#### [Short problem]
Reproduce the full listing that appears beneath this instruction exactly.
+++ Data supplied +++
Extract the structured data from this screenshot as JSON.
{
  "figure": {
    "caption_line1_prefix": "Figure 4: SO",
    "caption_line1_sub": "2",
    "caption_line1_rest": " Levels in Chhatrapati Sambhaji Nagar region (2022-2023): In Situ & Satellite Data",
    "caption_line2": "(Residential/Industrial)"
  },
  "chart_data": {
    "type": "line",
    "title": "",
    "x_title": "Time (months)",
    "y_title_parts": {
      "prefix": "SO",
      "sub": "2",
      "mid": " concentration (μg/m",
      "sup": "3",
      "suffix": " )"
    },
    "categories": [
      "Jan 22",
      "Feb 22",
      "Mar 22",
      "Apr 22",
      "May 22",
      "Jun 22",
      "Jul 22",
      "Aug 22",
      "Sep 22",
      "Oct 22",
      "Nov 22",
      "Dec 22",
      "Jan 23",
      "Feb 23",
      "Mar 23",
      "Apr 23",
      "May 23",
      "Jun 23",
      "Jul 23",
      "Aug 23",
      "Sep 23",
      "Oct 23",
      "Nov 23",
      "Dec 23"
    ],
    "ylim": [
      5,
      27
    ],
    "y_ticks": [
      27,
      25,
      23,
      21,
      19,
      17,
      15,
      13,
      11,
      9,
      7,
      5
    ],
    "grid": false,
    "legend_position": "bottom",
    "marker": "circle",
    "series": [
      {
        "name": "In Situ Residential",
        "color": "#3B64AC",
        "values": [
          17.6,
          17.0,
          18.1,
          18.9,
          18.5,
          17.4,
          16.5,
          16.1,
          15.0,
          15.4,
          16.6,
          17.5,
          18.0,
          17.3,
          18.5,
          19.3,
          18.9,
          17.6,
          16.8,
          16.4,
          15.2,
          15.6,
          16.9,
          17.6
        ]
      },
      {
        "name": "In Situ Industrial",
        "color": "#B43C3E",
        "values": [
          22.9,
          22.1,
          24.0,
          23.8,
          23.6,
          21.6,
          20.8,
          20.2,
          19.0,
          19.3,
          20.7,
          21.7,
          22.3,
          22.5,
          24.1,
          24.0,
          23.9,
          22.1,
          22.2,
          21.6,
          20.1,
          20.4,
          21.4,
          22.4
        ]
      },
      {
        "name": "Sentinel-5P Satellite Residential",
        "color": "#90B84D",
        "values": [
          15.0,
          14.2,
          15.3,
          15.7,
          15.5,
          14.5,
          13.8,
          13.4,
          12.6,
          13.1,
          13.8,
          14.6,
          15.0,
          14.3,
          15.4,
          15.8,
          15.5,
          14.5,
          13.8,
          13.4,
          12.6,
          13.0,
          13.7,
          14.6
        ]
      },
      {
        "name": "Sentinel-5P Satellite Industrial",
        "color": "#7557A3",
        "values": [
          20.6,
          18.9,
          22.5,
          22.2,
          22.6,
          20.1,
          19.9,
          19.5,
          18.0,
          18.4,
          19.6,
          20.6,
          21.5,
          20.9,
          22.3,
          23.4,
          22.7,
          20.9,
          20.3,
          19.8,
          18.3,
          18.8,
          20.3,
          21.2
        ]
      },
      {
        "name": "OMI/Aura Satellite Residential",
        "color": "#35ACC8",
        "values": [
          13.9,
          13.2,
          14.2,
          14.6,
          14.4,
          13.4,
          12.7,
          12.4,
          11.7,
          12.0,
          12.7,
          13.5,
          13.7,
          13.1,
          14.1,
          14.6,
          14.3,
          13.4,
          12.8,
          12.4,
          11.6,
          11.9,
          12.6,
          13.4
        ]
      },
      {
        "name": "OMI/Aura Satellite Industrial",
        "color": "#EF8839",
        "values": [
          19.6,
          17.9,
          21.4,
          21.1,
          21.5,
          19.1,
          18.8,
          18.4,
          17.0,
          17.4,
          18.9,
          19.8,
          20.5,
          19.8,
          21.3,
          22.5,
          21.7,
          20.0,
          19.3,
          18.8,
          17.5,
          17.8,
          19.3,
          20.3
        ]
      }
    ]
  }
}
+++
#### [Response]
Extract the structured data from this screenshot as JSON.
{
  "figure": {
    "caption_line1_prefix": "Figure 4: SO",
    "caption_line1_sub": "2",
    "caption_line1_rest": " Levels in Chhatrapati Sambhaji Nagar region (2022-2023): In Situ & Satellite Data",
    "caption_line2": "(Residential/Industrial)"
  },
  "chart_data": {
    "type": "line",
    "title": "",
    "x_title": "Time (months)",
    "y_title_parts": {
      "prefix": "SO",
      "sub": "2",
      "mid": " concentration (μg/m",
      "sup": "3",
      "suffix": " )"
    },
    "categories": [
      "Jan 22",
      "Feb 22",
      "Mar 22",
      "Apr 22",
      "May 22",
      "Jun 22",
      "Jul 22",
      "Aug 22",
      "Sep 22",
      "Oct 22",
      "Nov 22",
      "Dec 22",
      "Jan 23",
      "Feb 23",
      "Mar 23",
      "Apr 23",
      "May 23",
      "Jun 23",
      "Jul 23",
      "Aug 23",
      "Sep 23",
      "Oct 23",
      "Nov 23",
      "Dec 23"
    ],
    "ylim": [
      5,
      27
    ],
    "y_ticks": [
      27,
      25,
      23,
      21,
      19,
      17,
      15,
      13,
      11,
      9,
      7,
      5
    ],
    "grid": false,
    "legend_position": "bottom",
    "marker": "circle",
    "series": [
      {
        "name": "In Situ Residential",
        "color": "#3B64AC",
        "values": [
          17.6,
          17.0,
          18.1,
          18.9,
          18.5,
          17.4,
          16.5,
          16.1,
          15.0,
          15.4,
          16.6,
          17.5,
          18.0,
          17.3,
          18.5,
          19.3,
          18.9,
          17.6,
          16.8,
          16.4,
          15.2,
          15.6,
          16.9,
          17.6
        ]
      },
      {
        "name": "In Situ Industrial",
        "color": "#B43C3E",
        "values": [
          22.9,
          22.1,
          24.0,
          23.8,
          23.6,
          21.6,
          20.8,
          20.2,
          19.0,
          19.3,
          20.7,
          21.7,
          22.3,
          22.5,
          24.1,
          24.0,
          23.9,
          22.1,
          22.2,
          21.6,
          20.1,
          20.4,
          21.4,
          22.4
        ]
      },
      {
        "name": "Sentinel-5P Satellite Residential",
        "color": "#90B84D",
        "values": [
          15.0,
          14.2,
          15.3,
          15.7,
          15.5,
          14.5,
          13.8,
          13.4,
          12.6,
          13.1,
          13.8,
          14.6,
          15.0,
          14.3,
          15.4,
          15.8,
          15.5,
          14.5,
          13.8,
          13.4,
          12.6,
          13.0,
          13.7,
          14.6
        ]
      },
      {
        "name": "Sentinel-5P Satellite Industrial",
        "color": "#7557A3",
        "values": [
          20.6,
          18.9,
          22.5,
          22.2,
          22.6,
          20.1,
          19.9,
          19.5,
          18.0,
          18.4,
          19.6,
          20.6,
          21.5,
          20.9,
          22.3,
          23.4,
          22.7,
          20.9,
          20.3,
          19.8,
          18.3,
          18.8,
          20.3,
          21.2
        ]
      },
      {
        "name": "OMI/Aura Satellite Residential",
        "color": "#35ACC8",
        "values": [
          13.9,
          13.2,
          14.2,
          14.6,
          14.4,
          13.4,
          12.7,
          12.4,
          11.7,
          12.0,
          12.7,
          13.5,
          13.7,
          13.1,
          14.1,
          14.6,
          14.3,
          13.4,
          12.8,
          12.4,
          11.6,
          11.9,
          12.6,
          13.4
        ]
      },
      {
        "name": "OMI/Aura Satellite Industrial",
        "color": "#EF8839",
        "values": [
          19.6,
          17.9,
          21.4,
          21.1,
          21.5,
          19.1,
          18.8,
          18.4,
          17.0,
          17.4,
          18.9,
          19.8,
          20.5,
          19.8,
          21.3,
          22.5,
          21.7,
          20.0,
          19.3,
          18.8,
          17.5,
          17.8,
          19.3,
          20.3
        ]
      }
    ]
  }
}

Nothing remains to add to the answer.